*** PASSAGE SHOWN ***
AvaALL: Open-label randomized phase IIIb trial evaluating the efficacy and safety of standard of care with or without continuous bevacizumab (BV) treatment beyond disease progression in patients (pts) with advanced nonsquamous non-small cell lung cancer (NSCLC) after first-line (1L) treatment with BV plus platinum-doublet chemotherapy (CT).

Abstract

TPS7612 Background: Pts with NSCLC have a poor prognosis upon progression following 1L CT. Although the disease may have progressed on 1L CT, it is likely still dependent on VEGF-mediated pathways. Thus, persistent VEGF suppression along with second- and third-line cytotoxic regimens may yield clinical benefit. Analyses have associated this strategy with improved survival in NSCLC (Nadler et al, Oncologist 2011) and mCRC (Grothey et al JCO 2008). Methods: AvaALL (MO22097; NCT01351415), a multicenter (144 centers, 20 countries) open-label randomized (1:1) 2-arm phase IIIb study, recruits pts with advanced non-squamous NSCLC that has progressed after 1L treatment with BV plus a platinum-doublet and at least 2 cycles of BV maintenance monotherapy. Pts in the experimental arm receive BV at the same dose from induction (7.5 or 15 mg/kg IV on D1 of every 21-day cycle) continuously along subsequent lines, plus investigator’s choice of second-line agent (limited to pemetrexed, docetaxel, or erlotinib) and subsequent lines of treatment. Pts in the control arm receive investigator’s choice of agent alone in second and subsequent lines of treatment, but no further BV treatment. Stratifications include nature of second-line standard treatment, number of cycles of BV maintenance (≤6 vs. >6) and smoking status. The primary endpoint is overall survival (OS). Secondary endpoints include 6-, 12-, and 18-month OS rates, progression-free survival, time to progression at second and third progressive disease (PD), response rate, disease control rate, duration of response at second and third PD, and safety of BV across multiple lines of treatment. Exploratory objectives include quality of life assessment through multiple treatment lines, and biomarker analysis. Assuming a median OS beyond PD of 7.9 months in the control group and 10.1 months in the treatment arm (HR 0.78), 528 events are required to achieve 80% power for the log-rank test at a 2-sided significance level of 5%. Enrollment began in June 2011.
*** End of PASSAGE SHOWN ***
# [BRIEF]
Reproduce the part of the AvaALL trial abstract above that starts at "AvaALL: Open-label randomized" and ends at "platinum-doublet chemotherapy (CT).".
*** AVAILABLE DATA ***
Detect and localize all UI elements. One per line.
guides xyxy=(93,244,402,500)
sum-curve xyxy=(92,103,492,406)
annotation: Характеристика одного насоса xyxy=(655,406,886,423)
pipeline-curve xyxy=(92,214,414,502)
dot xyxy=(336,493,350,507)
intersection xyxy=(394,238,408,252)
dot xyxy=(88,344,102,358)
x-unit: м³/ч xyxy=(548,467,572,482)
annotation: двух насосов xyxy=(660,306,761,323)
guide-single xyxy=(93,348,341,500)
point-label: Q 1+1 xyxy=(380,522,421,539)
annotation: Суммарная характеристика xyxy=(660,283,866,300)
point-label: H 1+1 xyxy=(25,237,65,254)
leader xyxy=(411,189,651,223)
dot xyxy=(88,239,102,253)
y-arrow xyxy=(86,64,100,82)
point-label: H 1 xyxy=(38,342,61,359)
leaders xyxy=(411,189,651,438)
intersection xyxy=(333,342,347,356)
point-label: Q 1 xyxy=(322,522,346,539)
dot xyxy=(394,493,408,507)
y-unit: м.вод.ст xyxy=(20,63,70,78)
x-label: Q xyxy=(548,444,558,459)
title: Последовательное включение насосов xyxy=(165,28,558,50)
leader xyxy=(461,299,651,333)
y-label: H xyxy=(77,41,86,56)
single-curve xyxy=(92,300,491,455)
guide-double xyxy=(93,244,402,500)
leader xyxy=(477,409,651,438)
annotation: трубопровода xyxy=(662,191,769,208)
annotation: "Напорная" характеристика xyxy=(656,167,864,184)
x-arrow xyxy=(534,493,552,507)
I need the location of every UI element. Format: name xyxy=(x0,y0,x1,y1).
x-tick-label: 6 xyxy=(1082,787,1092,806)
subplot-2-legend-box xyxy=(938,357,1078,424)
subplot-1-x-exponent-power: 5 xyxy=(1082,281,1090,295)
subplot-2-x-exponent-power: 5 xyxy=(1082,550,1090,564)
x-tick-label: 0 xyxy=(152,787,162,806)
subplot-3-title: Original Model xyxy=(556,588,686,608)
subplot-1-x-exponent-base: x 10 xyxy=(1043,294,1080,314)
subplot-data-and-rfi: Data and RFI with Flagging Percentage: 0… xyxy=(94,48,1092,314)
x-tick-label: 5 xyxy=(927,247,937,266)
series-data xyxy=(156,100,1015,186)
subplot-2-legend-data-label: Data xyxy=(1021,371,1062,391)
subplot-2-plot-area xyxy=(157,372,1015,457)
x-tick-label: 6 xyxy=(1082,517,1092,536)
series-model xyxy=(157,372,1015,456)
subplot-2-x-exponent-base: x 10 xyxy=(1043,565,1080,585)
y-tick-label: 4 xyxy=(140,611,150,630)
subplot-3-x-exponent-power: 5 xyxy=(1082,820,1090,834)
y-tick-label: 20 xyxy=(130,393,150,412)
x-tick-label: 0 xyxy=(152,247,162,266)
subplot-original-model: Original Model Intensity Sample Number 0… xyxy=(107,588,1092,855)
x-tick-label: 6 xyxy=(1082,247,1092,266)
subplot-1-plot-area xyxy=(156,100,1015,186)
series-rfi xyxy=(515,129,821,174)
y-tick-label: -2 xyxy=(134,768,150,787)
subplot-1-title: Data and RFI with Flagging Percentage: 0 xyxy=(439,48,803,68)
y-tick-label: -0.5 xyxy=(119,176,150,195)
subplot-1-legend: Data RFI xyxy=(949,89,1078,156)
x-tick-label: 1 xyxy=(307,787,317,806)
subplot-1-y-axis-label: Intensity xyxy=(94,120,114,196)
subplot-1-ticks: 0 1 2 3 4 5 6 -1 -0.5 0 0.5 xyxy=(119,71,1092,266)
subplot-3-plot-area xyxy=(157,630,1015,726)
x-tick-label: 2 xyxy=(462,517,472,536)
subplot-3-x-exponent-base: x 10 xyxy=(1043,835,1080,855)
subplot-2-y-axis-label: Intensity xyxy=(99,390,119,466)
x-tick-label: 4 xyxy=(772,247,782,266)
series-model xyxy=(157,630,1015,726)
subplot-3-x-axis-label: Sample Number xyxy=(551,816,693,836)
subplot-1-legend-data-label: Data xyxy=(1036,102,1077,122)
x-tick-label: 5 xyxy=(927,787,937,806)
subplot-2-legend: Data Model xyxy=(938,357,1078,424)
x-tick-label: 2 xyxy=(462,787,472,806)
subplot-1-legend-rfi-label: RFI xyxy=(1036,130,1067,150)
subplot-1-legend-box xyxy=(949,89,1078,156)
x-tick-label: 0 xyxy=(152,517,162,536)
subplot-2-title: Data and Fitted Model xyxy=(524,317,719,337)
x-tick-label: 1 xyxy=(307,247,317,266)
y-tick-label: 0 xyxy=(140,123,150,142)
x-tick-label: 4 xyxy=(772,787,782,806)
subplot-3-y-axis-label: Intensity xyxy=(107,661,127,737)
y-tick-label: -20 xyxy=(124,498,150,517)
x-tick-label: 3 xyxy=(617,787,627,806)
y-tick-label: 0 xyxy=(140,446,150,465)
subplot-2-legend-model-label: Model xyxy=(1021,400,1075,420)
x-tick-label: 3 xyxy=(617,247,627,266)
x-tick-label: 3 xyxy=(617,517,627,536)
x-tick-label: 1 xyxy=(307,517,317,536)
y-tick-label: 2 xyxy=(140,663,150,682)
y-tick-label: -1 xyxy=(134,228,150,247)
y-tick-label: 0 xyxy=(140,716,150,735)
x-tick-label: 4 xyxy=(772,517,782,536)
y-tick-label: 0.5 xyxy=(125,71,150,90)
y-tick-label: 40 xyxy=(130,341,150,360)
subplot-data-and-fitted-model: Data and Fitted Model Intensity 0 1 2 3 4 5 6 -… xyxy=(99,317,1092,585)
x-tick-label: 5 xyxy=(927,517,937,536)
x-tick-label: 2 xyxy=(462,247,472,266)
*** End of AVAILABLE DATA ***
# [RESPONSE TO THIS EXERCISE]
AvaALL: Open-label randomized phase IIIb trial evaluating the efficacy and safety of standard of care with or without continuous bevacizumab (BV) treatment beyond disease progression in patients (pts) with advanced nonsquamous non-small cell lung cancer (NSCLC) after first-line (1L) treatment with BV plus platinum-doublet chemotherapy (CT).